* [PROMPT]:
Report the count of lines below that include "network", without any other text.

* [SUPPLIED INFORMATION]:
########################################

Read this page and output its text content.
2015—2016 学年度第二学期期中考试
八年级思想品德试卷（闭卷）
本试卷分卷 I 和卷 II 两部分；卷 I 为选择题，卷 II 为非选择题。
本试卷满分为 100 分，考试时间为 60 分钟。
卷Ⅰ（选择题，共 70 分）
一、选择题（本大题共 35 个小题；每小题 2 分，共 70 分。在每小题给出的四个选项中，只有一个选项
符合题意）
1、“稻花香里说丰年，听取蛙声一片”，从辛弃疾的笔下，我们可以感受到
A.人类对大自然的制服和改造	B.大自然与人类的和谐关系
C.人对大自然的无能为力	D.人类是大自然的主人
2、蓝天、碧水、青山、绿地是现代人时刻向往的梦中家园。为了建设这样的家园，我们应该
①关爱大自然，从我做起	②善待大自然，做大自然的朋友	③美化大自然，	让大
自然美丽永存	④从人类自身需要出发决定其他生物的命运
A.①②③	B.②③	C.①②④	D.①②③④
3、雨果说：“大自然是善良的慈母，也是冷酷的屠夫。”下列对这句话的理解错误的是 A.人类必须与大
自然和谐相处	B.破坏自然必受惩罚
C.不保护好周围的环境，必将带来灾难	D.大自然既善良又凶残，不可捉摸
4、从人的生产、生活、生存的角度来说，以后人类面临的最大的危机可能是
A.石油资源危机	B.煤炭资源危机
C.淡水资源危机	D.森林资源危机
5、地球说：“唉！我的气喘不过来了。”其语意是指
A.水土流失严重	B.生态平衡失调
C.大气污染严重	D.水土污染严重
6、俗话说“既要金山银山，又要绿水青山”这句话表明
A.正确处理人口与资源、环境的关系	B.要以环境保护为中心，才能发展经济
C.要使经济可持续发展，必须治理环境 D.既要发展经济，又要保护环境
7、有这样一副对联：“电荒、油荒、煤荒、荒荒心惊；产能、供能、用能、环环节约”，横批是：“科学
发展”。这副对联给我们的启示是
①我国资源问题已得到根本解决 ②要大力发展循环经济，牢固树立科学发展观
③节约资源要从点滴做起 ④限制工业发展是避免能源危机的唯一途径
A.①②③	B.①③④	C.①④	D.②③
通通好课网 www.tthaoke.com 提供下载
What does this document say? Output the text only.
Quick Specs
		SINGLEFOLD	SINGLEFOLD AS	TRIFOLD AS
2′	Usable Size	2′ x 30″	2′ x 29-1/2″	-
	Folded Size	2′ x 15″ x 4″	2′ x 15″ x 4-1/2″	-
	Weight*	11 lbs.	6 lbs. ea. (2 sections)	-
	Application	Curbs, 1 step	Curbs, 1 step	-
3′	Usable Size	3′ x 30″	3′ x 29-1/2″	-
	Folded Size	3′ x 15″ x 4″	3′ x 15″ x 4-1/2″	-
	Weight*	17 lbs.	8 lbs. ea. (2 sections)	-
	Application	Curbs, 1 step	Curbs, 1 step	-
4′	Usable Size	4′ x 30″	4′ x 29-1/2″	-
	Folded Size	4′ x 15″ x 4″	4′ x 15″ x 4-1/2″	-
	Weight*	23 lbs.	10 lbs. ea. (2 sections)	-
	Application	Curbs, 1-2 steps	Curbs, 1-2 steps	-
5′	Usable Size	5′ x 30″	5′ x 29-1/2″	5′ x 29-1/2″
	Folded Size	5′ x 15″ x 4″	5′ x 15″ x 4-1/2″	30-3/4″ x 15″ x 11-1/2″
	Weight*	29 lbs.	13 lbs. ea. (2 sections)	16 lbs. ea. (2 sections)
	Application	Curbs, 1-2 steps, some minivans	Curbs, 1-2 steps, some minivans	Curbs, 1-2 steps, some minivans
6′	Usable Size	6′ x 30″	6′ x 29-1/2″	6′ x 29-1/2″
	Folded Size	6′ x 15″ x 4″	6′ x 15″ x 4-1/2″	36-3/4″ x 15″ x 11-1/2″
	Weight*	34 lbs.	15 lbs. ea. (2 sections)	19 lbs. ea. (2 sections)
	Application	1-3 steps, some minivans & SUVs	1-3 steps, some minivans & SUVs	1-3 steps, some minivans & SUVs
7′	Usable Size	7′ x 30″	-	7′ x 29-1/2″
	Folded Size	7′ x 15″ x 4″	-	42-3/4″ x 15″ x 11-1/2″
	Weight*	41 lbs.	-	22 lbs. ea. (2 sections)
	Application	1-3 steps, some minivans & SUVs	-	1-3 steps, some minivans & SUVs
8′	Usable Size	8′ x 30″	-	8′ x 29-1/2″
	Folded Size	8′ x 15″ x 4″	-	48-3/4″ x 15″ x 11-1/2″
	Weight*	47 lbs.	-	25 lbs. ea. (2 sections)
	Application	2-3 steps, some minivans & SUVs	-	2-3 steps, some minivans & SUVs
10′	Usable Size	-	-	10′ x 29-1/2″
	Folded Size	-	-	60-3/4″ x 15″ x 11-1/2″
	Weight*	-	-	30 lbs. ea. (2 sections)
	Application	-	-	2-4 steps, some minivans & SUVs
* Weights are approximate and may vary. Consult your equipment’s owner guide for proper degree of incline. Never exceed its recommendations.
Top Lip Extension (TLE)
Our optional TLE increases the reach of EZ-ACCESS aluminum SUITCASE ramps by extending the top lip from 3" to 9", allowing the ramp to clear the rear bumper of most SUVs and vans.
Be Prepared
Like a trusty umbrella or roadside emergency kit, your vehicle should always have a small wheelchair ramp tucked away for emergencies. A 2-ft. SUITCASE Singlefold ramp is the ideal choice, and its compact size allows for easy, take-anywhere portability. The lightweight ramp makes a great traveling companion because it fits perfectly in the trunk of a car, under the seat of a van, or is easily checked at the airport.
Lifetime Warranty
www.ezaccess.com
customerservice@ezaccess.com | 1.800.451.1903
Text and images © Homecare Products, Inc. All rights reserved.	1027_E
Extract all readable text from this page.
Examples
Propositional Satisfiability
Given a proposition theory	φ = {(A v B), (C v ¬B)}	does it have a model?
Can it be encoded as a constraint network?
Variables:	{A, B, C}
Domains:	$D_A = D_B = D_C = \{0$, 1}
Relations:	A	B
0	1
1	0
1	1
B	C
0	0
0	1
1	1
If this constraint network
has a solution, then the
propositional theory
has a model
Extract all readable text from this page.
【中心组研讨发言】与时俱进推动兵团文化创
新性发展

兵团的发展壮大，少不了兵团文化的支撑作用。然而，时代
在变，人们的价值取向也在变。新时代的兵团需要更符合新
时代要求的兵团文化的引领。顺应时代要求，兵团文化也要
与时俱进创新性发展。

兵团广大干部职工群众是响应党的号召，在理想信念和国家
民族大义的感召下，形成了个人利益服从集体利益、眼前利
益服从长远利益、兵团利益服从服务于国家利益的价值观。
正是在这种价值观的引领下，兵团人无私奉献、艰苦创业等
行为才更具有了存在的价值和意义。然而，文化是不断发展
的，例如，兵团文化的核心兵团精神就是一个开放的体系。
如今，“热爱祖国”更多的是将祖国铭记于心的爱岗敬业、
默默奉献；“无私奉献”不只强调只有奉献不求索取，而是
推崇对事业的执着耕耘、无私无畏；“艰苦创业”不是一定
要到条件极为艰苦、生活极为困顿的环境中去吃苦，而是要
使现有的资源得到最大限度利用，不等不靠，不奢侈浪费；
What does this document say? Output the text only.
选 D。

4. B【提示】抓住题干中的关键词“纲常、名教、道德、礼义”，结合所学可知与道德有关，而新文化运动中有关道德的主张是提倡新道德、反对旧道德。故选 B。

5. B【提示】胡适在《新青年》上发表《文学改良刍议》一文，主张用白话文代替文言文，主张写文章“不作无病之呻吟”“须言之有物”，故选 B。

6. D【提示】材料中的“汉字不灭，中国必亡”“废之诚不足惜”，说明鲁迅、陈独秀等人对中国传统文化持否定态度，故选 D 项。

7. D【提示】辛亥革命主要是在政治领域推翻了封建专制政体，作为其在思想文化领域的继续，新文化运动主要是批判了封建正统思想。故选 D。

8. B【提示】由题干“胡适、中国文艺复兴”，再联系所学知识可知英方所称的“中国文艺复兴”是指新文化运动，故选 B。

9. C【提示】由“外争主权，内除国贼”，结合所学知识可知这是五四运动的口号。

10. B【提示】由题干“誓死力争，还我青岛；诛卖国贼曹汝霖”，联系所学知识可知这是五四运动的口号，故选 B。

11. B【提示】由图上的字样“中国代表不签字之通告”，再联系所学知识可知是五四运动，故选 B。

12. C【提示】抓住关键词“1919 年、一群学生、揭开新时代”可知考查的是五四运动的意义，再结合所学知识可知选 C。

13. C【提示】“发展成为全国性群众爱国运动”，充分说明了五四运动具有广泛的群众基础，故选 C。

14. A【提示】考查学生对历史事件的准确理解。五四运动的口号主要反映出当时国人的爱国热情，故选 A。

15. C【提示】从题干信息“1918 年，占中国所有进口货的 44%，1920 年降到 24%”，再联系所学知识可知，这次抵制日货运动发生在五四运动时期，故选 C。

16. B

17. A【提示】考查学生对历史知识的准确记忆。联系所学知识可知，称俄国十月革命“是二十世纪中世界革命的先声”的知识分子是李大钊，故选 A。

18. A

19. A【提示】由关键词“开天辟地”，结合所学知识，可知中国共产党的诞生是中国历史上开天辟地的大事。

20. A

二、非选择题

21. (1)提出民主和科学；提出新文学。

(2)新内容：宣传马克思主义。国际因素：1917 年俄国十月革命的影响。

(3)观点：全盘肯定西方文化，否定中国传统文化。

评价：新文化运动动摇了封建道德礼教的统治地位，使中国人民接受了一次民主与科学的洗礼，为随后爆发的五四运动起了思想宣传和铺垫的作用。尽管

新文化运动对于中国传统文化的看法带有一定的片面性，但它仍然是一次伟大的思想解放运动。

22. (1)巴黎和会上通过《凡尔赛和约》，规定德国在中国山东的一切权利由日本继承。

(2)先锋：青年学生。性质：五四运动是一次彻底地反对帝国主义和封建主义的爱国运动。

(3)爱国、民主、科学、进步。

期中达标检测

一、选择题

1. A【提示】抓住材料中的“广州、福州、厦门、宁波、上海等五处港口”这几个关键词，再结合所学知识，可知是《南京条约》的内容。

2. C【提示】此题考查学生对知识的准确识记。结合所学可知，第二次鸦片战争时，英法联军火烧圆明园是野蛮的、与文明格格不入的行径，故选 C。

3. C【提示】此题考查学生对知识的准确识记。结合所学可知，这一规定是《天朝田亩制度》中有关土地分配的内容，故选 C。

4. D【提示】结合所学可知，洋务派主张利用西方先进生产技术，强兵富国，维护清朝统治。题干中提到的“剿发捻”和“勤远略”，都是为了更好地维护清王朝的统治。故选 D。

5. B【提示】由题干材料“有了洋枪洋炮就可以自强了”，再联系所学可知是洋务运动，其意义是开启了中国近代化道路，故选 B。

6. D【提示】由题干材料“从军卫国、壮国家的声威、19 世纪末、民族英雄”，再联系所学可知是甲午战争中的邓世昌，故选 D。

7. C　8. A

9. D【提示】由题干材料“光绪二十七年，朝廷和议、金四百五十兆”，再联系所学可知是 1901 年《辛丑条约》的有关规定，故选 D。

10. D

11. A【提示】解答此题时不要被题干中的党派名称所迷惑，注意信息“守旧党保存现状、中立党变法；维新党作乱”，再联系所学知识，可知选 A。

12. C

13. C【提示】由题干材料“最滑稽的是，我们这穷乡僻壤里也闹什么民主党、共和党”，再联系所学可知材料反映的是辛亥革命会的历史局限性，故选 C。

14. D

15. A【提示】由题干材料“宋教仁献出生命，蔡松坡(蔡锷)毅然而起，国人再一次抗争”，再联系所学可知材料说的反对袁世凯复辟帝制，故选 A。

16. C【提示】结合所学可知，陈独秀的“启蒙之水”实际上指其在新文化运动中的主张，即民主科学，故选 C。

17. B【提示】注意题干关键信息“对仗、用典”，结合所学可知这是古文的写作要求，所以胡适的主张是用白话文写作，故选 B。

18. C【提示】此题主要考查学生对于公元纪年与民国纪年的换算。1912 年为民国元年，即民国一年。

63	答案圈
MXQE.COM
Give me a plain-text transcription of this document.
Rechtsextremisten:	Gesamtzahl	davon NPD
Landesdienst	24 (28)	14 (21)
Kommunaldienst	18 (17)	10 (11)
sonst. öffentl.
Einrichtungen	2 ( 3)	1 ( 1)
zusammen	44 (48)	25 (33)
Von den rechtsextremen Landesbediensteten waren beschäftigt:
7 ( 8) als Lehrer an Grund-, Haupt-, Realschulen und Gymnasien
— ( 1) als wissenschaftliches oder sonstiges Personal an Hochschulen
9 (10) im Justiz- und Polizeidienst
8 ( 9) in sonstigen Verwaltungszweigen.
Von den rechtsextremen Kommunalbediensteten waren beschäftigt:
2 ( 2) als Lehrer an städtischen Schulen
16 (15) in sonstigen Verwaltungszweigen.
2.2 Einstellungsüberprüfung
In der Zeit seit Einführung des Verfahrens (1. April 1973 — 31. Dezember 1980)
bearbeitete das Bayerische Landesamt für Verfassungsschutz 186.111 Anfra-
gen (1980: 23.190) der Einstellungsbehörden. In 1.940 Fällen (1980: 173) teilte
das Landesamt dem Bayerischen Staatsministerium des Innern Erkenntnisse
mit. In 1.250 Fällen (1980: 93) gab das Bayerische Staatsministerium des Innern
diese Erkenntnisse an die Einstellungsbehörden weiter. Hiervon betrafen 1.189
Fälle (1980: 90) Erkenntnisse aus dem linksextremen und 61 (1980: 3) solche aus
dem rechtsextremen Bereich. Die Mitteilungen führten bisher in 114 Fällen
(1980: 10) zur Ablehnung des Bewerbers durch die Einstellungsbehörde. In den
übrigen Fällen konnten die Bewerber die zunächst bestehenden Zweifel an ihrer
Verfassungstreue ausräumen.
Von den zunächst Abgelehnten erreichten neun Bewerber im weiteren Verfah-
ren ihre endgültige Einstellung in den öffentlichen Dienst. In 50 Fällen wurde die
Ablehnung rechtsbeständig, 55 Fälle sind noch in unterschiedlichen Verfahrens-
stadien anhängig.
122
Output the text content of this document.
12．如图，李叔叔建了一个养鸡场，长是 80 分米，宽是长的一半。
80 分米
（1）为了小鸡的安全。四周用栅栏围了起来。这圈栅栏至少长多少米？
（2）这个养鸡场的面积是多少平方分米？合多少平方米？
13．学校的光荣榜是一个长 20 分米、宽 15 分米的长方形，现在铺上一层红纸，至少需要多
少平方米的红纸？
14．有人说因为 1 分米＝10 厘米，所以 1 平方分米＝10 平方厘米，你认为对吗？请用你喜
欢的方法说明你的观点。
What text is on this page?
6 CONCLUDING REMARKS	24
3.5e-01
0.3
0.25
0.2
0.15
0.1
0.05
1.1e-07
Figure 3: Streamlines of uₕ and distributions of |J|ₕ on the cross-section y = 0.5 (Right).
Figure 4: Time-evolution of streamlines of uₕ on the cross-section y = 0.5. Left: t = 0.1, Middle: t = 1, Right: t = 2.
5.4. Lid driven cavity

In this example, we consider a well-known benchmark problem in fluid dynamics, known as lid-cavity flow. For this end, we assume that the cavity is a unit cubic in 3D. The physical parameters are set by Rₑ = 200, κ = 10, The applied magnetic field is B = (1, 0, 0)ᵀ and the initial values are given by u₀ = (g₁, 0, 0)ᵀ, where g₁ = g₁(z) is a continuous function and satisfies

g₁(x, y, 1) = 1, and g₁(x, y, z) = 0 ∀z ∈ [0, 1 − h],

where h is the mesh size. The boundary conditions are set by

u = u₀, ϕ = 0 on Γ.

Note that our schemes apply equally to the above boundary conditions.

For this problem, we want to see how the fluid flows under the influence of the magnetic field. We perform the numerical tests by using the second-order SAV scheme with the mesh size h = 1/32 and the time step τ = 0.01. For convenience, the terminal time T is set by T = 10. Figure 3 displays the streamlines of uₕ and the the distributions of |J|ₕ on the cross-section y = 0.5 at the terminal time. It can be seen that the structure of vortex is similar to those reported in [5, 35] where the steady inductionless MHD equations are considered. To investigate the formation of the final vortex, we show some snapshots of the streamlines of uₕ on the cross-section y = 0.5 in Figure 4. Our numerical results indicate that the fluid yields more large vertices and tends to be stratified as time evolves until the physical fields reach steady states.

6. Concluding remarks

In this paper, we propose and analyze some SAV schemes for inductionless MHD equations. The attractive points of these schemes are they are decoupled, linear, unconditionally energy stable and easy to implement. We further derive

########################################

* [EXERCISE RESULT]:
2